== SET TASK ==
Write the material out again in full, exactly.

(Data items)
--------------------

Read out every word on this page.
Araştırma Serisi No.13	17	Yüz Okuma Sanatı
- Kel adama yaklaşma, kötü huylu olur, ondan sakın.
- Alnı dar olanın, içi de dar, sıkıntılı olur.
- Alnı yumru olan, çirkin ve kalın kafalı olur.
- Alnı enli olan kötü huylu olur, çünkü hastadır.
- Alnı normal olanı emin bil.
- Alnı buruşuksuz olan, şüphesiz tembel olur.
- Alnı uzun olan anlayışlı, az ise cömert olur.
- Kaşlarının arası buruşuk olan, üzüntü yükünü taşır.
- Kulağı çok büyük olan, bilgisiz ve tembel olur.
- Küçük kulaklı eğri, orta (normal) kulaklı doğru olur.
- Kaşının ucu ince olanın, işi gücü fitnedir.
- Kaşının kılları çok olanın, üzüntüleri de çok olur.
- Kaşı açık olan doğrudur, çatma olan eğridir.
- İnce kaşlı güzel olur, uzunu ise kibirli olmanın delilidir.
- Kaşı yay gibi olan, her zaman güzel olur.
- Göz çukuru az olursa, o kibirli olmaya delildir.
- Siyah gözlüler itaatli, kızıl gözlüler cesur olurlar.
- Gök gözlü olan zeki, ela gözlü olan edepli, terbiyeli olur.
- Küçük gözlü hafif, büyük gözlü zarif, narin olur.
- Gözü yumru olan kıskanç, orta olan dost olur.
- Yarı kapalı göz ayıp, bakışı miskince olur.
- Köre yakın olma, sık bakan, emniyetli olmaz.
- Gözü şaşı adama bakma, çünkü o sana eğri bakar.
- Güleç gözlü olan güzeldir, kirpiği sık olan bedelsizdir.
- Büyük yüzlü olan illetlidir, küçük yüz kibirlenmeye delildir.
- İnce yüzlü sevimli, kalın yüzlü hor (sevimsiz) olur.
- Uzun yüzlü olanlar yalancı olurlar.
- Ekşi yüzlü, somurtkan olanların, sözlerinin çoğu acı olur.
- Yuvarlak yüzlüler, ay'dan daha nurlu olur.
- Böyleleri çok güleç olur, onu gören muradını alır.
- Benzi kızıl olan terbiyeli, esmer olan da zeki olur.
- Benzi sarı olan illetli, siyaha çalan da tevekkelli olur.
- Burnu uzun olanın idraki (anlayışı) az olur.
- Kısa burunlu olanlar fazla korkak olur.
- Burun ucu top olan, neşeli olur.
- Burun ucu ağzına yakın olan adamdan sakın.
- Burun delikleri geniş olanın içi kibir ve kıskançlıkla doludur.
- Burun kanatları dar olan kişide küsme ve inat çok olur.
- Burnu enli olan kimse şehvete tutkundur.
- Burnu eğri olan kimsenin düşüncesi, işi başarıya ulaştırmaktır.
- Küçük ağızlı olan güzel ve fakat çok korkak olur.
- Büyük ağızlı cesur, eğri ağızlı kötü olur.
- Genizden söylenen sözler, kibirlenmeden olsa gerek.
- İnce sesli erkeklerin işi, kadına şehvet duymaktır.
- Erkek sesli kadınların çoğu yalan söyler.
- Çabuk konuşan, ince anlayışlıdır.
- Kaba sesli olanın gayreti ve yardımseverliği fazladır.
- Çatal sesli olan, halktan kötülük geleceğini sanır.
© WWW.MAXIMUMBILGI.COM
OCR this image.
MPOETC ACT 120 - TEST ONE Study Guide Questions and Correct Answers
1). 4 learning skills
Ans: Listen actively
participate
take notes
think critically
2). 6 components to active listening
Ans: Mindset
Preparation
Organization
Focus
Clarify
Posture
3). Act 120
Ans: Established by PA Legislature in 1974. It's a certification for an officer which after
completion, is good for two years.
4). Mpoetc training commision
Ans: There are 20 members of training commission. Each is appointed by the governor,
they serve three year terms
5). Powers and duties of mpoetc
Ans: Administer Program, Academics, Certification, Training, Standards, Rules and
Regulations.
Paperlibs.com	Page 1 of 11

--------------------

== COMPLETED TASK ==
Read out every word on this page.
Araştırma Serisi No.13	17	Yüz Okuma Sanatı
- Kel adama yaklaşma, kötü huylu olur, ondan sakın.
- Alnı dar olanın, içi de dar, sıkıntılı olur.
- Alnı yumru olan, çirkin ve kalın kafalı olur.
- Alnı enli olan kötü huylu olur, çünkü hastadır.
- Alnı normal olanı emin bil.
- Alnı buruşuksuz olan, şüphesiz tembel olur.
- Alnı uzun olan anlayışlı, az ise cömert olur.
- Kaşlarının arası buruşuk olan, üzüntü yükünü taşır.
- Kulağı çok büyük olan, bilgisiz ve tembel olur.
- Küçük kulaklı eğri, orta (normal) kulaklı doğru olur.
- Kaşının ucu ince olanın, işi gücü fitnedir.
- Kaşının kılları çok olanın, üzüntüleri de çok olur.
- Kaşı açık olan doğrudur, çatma olan eğridir.
- İnce kaşlı güzel olur, uzunu ise kibirli olmanın delilidir.
- Kaşı yay gibi olan, her zaman güzel olur.
- Göz çukuru az olursa, o kibirli olmaya delildir.
- Siyah gözlüler itaatli, kızıl gözlüler cesur olurlar.
- Gök gözlü olan zeki, ela gözlü olan edepli, terbiyeli olur.
- Küçük gözlü hafif, büyük gözlü zarif, narin olur.
- Gözü yumru olan kıskanç, orta olan dost olur.
- Yarı kapalı göz ayıp, bakışı miskince olur.
- Köre yakın olma, sık bakan, emniyetli olmaz.
- Gözü şaşı adama bakma, çünkü o sana eğri bakar.
- Güleç gözlü olan güzeldir, kirpiği sık olan bedelsizdir.
- Büyük yüzlü olan illetlidir, küçük yüz kibirlenmeye delildir.
- İnce yüzlü sevimli, kalın yüzlü hor (sevimsiz) olur.
- Uzun yüzlü olanlar yalancı olurlar.
- Ekşi yüzlü, somurtkan olanların, sözlerinin çoğu acı olur.
- Yuvarlak yüzlüler, ay'dan daha nurlu olur.
- Böyleleri çok güleç olur, onu gören muradını alır.
- Benzi kızıl olan terbiyeli, esmer olan da zeki olur.
- Benzi sarı olan illetli, siyaha çalan da tevekkelli olur.
- Burnu uzun olanın idraki (anlayışı) az olur.
- Kısa burunlu olanlar fazla korkak olur.
- Burun ucu top olan, neşeli olur.
- Burun ucu ağzına yakın olan adamdan sakın.
- Burun delikleri geniş olanın içi kibir ve kıskançlıkla doludur.
- Burun kanatları dar olan kişide küsme ve inat çok olur.
- Burnu enli olan kimse şehvete tutkundur.
- Burnu eğri olan kimsenin düşüncesi, işi başarıya ulaştırmaktır.
- Küçük ağızlı olan güzel ve fakat çok korkak olur.
- Büyük ağızlı cesur, eğri ağızlı kötü olur.
- Genizden söylenen sözler, kibirlenmeden olsa gerek.
- İnce sesli erkeklerin işi, kadına şehvet duymaktır.
- Erkek sesli kadınların çoğu yalan söyler.
- Çabuk konuşan, ince anlayışlıdır.
- Kaba sesli olanın gayreti ve yardımseverliği fazladır.
- Çatal sesli olan, halktan kötülük geleceğini sanır.
© WWW.MAXIMUMBILGI.COM
OCR this image.
MPOETC ACT 120 - TEST ONE Study Guide Questions and Correct Answers
1). 4 learning skills
Ans: Listen actively
participate
take notes
think critically
2). 6 components to active listening
Ans: Mindset
Preparation
Organization
Focus
Clarify
Posture
3). Act 120
Ans: Established by PA Legislature in 1974. It's a certification for an officer which after
completion, is good for two years.
4). Mpoetc training commision
Ans: There are 20 members of training commission. Each is appointed by the governor,
they serve three year terms
5). Powers and duties of mpoetc
Ans: Administer Program, Academics, Certification, Training, Standards, Rules and
Regulations.
Paperlibs.com	Page 1 of 11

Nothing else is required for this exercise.